= Work to do =
Below is the data. Give it again, complete and exact.

= Raw data =
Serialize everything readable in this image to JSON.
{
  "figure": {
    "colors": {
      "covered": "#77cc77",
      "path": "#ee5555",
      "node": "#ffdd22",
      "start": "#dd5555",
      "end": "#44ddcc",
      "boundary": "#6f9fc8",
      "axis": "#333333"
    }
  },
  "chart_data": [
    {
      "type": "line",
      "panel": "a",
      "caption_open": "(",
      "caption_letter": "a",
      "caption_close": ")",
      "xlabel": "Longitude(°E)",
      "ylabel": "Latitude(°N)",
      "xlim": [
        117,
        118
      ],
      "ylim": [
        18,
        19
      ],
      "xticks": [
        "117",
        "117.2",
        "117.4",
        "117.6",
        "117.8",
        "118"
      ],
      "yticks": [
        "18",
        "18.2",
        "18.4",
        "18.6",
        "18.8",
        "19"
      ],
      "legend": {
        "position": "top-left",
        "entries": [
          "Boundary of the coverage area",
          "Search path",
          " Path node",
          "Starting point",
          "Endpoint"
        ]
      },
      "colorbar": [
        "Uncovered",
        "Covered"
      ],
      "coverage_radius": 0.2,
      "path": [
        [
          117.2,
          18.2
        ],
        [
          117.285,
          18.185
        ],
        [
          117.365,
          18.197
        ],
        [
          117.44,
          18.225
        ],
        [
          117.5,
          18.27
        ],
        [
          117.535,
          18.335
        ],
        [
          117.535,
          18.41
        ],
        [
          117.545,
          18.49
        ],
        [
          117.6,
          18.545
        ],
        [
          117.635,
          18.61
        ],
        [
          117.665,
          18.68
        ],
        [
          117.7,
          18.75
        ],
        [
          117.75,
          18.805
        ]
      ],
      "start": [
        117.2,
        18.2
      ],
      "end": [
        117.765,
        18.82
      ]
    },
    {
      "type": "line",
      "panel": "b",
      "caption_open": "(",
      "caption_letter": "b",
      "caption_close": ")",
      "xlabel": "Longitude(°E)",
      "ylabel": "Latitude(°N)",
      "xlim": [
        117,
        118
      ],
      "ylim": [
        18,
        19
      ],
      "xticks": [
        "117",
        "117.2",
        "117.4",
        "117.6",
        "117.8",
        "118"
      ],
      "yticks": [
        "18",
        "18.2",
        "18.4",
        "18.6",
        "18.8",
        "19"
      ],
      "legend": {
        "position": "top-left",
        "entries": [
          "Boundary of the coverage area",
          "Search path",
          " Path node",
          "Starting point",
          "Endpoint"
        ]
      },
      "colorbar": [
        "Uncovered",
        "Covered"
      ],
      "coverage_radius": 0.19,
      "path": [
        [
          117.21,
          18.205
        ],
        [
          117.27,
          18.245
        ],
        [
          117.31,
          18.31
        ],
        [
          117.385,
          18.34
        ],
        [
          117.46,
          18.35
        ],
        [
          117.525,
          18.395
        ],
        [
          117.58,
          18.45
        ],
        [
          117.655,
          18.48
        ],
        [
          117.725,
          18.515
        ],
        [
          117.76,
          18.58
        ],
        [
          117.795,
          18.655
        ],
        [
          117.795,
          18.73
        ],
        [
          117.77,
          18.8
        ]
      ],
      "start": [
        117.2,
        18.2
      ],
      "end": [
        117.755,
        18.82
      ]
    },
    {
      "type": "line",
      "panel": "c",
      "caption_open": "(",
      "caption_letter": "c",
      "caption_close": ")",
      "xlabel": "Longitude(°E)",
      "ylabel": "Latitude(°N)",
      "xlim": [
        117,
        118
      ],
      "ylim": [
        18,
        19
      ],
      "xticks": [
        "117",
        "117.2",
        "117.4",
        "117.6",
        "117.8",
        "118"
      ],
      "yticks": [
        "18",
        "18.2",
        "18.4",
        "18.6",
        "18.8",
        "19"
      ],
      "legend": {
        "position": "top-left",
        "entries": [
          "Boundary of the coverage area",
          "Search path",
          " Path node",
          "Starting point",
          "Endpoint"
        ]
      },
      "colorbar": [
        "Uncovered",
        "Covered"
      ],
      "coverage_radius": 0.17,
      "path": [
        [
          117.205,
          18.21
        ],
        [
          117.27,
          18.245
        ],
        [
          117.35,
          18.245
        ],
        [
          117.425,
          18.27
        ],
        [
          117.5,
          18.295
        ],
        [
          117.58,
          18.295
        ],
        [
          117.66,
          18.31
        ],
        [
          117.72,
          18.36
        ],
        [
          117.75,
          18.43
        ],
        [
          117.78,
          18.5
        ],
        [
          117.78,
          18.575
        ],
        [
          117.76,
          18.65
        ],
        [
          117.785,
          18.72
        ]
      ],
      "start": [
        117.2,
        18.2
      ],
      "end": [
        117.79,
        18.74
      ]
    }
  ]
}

= Result of this exercise =
Serialize everything readable in this image to JSON.
{
  "figure": {
    "colors": {
      "covered": "#77cc77",
      "path": "#ee5555",
      "node": "#ffdd22",
      "start": "#dd5555",
      "end": "#44ddcc",
      "boundary": "#6f9fc8",
      "axis": "#333333"
    }
  },
  "chart_data": [
    {
      "type": "line",
      "panel": "a",
      "caption_open": "(",
      "caption_letter": "a",
      "caption_close": ")",
      "xlabel": "Longitude(°E)",
      "ylabel": "Latitude(°N)",
      "xlim": [
        117,
        118
      ],
      "ylim": [
        18,
        19
      ],
      "xticks": [
        "117",
        "117.2",
        "117.4",
        "117.6",
        "117.8",
        "118"
      ],
      "yticks": [
        "18",
        "18.2",
        "18.4",
        "18.6",
        "18.8",
        "19"
      ],
      "legend": {
        "position": "top-left",
        "entries": [
          "Boundary of the coverage area",
          "Search path",
          " Path node",
          "Starting point",
          "Endpoint"
        ]
      },
      "colorbar": [
        "Uncovered",
        "Covered"
      ],
      "coverage_radius": 0.2,
      "path": [
        [
          117.2,
          18.2
        ],
        [
          117.285,
          18.185
        ],
        [
          117.365,
          18.197
        ],
        [
          117.44,
          18.225
        ],
        [
          117.5,
          18.27
        ],
        [
          117.535,
          18.335
        ],
        [
          117.535,
          18.41
        ],
        [
          117.545,
          18.49
        ],
        [
          117.6,
          18.545
        ],
        [
          117.635,
          18.61
        ],
        [
          117.665,
          18.68
        ],
        [
          117.7,
          18.75
        ],
        [
          117.75,
          18.805
        ]
      ],
      "start": [
        117.2,
        18.2
      ],
      "end": [
        117.765,
        18.82
      ]
    },
    {
      "type": "line",
      "panel": "b",
      "caption_open": "(",
      "caption_letter": "b",
      "caption_close": ")",
      "xlabel": "Longitude(°E)",
      "ylabel": "Latitude(°N)",
      "xlim": [
        117,
        118
      ],
      "ylim": [
        18,
        19
      ],
      "xticks": [
        "117",
        "117.2",
        "117.4",
        "117.6",
        "117.8",
        "118"
      ],
      "yticks": [
        "18",
        "18.2",
        "18.4",
        "18.6",
        "18.8",
        "19"
      ],
      "legend": {
        "position": "top-left",
        "entries": [
          "Boundary of the coverage area",
          "Search path",
          " Path node",
          "Starting point",
          "Endpoint"
        ]
      },
      "colorbar": [
        "Uncovered",
        "Covered"
      ],
      "coverage_radius": 0.19,
      "path": [
        [
          117.21,
          18.205
        ],
        [
          117.27,
          18.245
        ],
        [
          117.31,
          18.31
        ],
        [
          117.385,
          18.34
        ],
        [
          117.46,
          18.35
        ],
        [
          117.525,
          18.395
        ],
        [
          117.58,
          18.45
        ],
        [
          117.655,
          18.48
        ],
        [
          117.725,
          18.515
        ],
        [
          117.76,
          18.58
        ],
        [
          117.795,
          18.655
        ],
        [
          117.795,
          18.73
        ],
        [
          117.77,
          18.8
        ]
      ],
      "start": [
        117.2,
        18.2
      ],
      "end": [
        117.755,
        18.82
      ]
    },
    {
      "type": "line",
      "panel": "c",
      "caption_open": "(",
      "caption_letter": "c",
      "caption_close": ")",
      "xlabel": "Longitude(°E)",
      "ylabel": "Latitude(°N)",
      "xlim": [
        117,
        118
      ],
      "ylim": [
        18,
        19
      ],
      "xticks": [
        "117",
        "117.2",
        "117.4",
        "117.6",
        "117.8",
        "118"
      ],
      "yticks": [
        "18",
        "18.2",
        "18.4",
        "18.6",
        "18.8",
        "19"
      ],
      "legend": {
        "position": "top-left",
        "entries": [
          "Boundary of the coverage area",
          "Search path",
          " Path node",
          "Starting point",
          "Endpoint"
        ]
      },
      "colorbar": [
        "Uncovered",
        "Covered"
      ],
      "coverage_radius": 0.17,
      "path": [
        [
          117.205,
          18.21
        ],
        [
          117.27,
          18.245
        ],
        [
          117.35,
          18.245
        ],
        [
          117.425,
          18.27
        ],
        [
          117.5,
          18.295
        ],
        [
          117.58,
          18.295
        ],
        [
          117.66,
          18.31
        ],
        [
          117.72,
          18.36
        ],
        [
          117.75,
          18.43
        ],
        [
          117.78,
          18.5
        ],
        [
          117.78,
          18.575
        ],
        [
          117.76,
          18.65
        ],
        [
          117.785,
          18.72
        ]
      ],
      "start": [
        117.2,
        18.2
      ],
      "end": [
        117.79,
        18.74
      ]
    }
  ]
}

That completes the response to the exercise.